# DATA SUPPLIED:
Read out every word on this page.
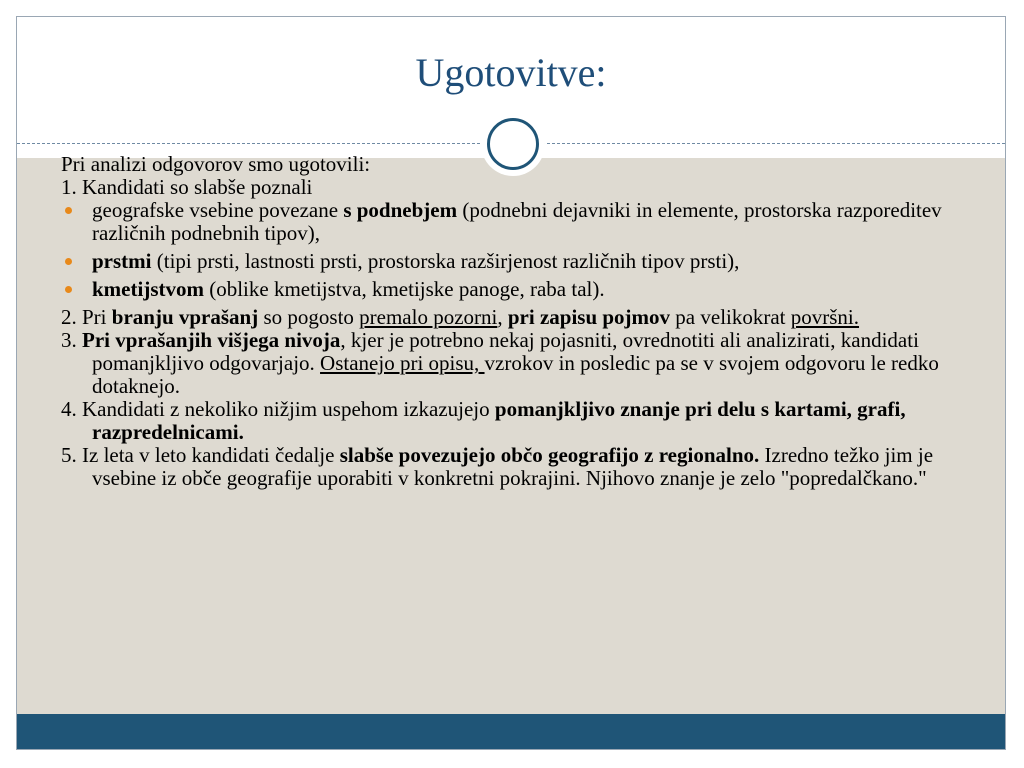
Ugotovitve:

Pri analizi odgovorov smo ugotovili:

1. Kandidati so slabše poznali

geografske vsebine povezane s podnebjem (podnebni dejavniki in elemente, prostorska razporeditev različnih podnebnih tipov),
prstmi (tipi prsti, lastnosti prsti, prostorska razširjenost različnih tipov prsti),
kmetijstvom (oblike kmetijstva, kmetijske panoge, raba tal).

2. Pri branju vprašanj so pogosto premalo pozorni, pri zapisu pojmov pa velikokrat površni.

3. Pri vprašanjih višjega nivoja, kjer je potrebno nekaj pojasniti, ovrednotiti ali analizirati, kandidati pomanjkljivo odgovarjajo. Ostanejo pri opisu, vzrokov in posledic pa se v svojem odgovoru le redko dotaknejo.

4. Kandidati z nekoliko nižjim uspehom izkazujejo pomanjkljivo znanje pri delu s kartami, grafi, razpredelnicami.

5. Iz leta v leto kandidati čedalje slabše povezujejo občo geografijo z regionalno. Izredno težko jim je vsebine iz obče geografije uporabiti v konkretni pokrajini. Njihovo znanje je zelo "popredalčkano."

# TASK:
Reproduce the material above verbatim; omit every picture.

# COMPLETE RESPONSE:
Read out every word on this page.
Ugotovitve:

Pri analizi odgovorov smo ugotovili:

1. Kandidati so slabše poznali

geografske vsebine povezane s podnebjem (podnebni dejavniki in elemente, prostorska razporeditev različnih podnebnih tipov),
prstmi (tipi prsti, lastnosti prsti, prostorska razširjenost različnih tipov prsti),
kmetijstvom (oblike kmetijstva, kmetijske panoge, raba tal).

2. Pri branju vprašanj so pogosto premalo pozorni, pri zapisu pojmov pa velikokrat površni.

3. Pri vprašanjih višjega nivoja, kjer je potrebno nekaj pojasniti, ovrednotiti ali analizirati, kandidati pomanjkljivo odgovarjajo. Ostanejo pri opisu, vzrokov in posledic pa se v svojem odgovoru le redko dotaknejo.

4. Kandidati z nekoliko nižjim uspehom izkazujejo pomanjkljivo znanje pri delu s kartami, grafi, razpredelnicami.

5. Iz leta v leto kandidati čedalje slabše povezujejo občo geografijo z regionalno. Izredno težko jim je vsebine iz obče geografije uporabiti v konkretni pokrajini. Njihovo znanje je zelo "popredalčkano."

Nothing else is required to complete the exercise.